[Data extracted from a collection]
>> begin

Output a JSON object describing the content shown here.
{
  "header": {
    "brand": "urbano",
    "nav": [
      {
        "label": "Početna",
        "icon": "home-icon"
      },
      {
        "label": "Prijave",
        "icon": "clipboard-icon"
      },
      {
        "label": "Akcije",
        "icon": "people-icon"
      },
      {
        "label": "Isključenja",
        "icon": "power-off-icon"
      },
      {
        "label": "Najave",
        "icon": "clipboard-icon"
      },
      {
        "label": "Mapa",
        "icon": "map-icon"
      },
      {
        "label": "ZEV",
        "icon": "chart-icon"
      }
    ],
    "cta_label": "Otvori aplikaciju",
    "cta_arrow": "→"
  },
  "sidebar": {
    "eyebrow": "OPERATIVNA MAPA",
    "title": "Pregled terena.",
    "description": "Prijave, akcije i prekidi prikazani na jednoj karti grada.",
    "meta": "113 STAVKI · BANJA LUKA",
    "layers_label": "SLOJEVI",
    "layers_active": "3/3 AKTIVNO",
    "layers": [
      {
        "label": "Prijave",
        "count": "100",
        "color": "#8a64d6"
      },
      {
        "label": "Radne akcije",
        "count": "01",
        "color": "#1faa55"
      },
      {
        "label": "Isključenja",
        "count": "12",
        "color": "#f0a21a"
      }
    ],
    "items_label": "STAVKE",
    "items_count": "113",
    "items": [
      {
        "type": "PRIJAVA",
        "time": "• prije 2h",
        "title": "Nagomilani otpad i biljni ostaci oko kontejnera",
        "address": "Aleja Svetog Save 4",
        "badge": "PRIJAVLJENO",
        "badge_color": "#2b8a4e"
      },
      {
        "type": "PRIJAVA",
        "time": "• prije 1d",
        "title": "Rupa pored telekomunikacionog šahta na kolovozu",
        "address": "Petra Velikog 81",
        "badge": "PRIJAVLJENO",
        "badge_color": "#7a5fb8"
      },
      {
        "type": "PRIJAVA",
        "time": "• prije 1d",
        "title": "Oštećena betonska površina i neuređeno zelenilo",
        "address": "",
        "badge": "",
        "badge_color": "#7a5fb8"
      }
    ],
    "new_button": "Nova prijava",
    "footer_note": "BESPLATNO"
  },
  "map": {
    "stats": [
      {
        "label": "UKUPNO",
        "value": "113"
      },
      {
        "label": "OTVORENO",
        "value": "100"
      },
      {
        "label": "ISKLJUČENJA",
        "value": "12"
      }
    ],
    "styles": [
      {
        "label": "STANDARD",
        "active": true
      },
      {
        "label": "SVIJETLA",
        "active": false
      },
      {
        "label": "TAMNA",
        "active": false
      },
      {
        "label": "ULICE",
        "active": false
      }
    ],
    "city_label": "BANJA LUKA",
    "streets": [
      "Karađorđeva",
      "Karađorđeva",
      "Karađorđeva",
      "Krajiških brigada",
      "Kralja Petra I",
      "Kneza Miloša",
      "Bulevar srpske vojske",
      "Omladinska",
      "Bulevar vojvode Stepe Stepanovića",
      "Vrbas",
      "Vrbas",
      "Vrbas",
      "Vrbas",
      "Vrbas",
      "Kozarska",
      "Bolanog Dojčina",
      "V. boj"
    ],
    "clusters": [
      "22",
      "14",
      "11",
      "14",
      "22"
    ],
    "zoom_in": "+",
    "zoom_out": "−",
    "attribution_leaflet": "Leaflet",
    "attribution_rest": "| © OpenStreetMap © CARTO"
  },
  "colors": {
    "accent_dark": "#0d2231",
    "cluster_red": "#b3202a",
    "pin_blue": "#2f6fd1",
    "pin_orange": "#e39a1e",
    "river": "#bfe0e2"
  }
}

>> end

REQUIREMENT — Go through the entries and repeat each one exactly.

FINAL ANSWER —
Output a JSON object describing the content shown here.
{
  "header": {
    "brand": "urbano",
    "nav": [
      {
        "label": "Početna",
        "icon": "home-icon"
      },
      {
        "label": "Prijave",
        "icon": "clipboard-icon"
      },
      {
        "label": "Akcije",
        "icon": "people-icon"
      },
      {
        "label": "Isključenja",
        "icon": "power-off-icon"
      },
      {
        "label": "Najave",
        "icon": "clipboard-icon"
      },
      {
        "label": "Mapa",
        "icon": "map-icon"
      },
      {
        "label": "ZEV",
        "icon": "chart-icon"
      }
    ],
    "cta_label": "Otvori aplikaciju",
    "cta_arrow": "→"
  },
  "sidebar": {
    "eyebrow": "OPERATIVNA MAPA",
    "title": "Pregled terena.",
    "description": "Prijave, akcije i prekidi prikazani na jednoj karti grada.",
    "meta": "113 STAVKI · BANJA LUKA",
    "layers_label": "SLOJEVI",
    "layers_active": "3/3 AKTIVNO",
    "layers": [
      {
        "label": "Prijave",
        "count": "100",
        "color": "#8a64d6"
      },
      {
        "label": "Radne akcije",
        "count": "01",
        "color": "#1faa55"
      },
      {
        "label": "Isključenja",
        "count": "12",
        "color": "#f0a21a"
      }
    ],
    "items_label": "STAVKE",
    "items_count": "113",
    "items": [
      {
        "type": "PRIJAVA",
        "time": "• prije 2h",
        "title": "Nagomilani otpad i biljni ostaci oko kontejnera",
        "address": "Aleja Svetog Save 4",
        "badge": "PRIJAVLJENO",
        "badge_color": "#2b8a4e"
      },
      {
        "type": "PRIJAVA",
        "time": "• prije 1d",
        "title": "Rupa pored telekomunikacionog šahta na kolovozu",
        "address": "Petra Velikog 81",
        "badge": "PRIJAVLJENO",
        "badge_color": "#7a5fb8"
      },
      {
        "type": "PRIJAVA",
        "time": "• prije 1d",
        "title": "Oštećena betonska površina i neuređeno zelenilo",
        "address": "",
        "badge": "",
        "badge_color": "#7a5fb8"
      }
    ],
    "new_button": "Nova prijava",
    "footer_note": "BESPLATNO"
  },
  "map": {
    "stats": [
      {
        "label": "UKUPNO",
        "value": "113"
      },
      {
        "label": "OTVORENO",
        "value": "100"
      },
      {
        "label": "ISKLJUČENJA",
        "value": "12"
      }
    ],
    "styles": [
      {
        "label": "STANDARD",
        "active": true
      },
      {
        "label": "SVIJETLA",
        "active": false
      },
      {
        "label": "TAMNA",
        "active": false
      },
      {
        "label": "ULICE",
        "active": false
      }
    ],
    "city_label": "BANJA LUKA",
    "streets": [
      "Karađorđeva",
      "Karađorđeva",
      "Karađorđeva",
      "Krajiških brigada",
      "Kralja Petra I",
      "Kneza Miloša",
      "Bulevar srpske vojske",
      "Omladinska",
      "Bulevar vojvode Stepe Stepanovića",
      "Vrbas",
      "Vrbas",
      "Vrbas",
      "Vrbas",
      "Vrbas",
      "Kozarska",
      "Bolanog Dojčina",
      "V. boj"
    ],
    "clusters": [
      "22",
      "14",
      "11",
      "14",
      "22"
    ],
    "zoom_in": "+",
    "zoom_out": "−",
    "attribution_leaflet": "Leaflet",
    "attribution_rest": "| © OpenStreetMap © CARTO"
  },
  "colors": {
    "accent_dark": "#0d2231",
    "cluster_red": "#b3202a",
    "pin_blue": "#2f6fd1",
    "pin_orange": "#e39a1e",
    "river": "#bfe0e2"
  }
}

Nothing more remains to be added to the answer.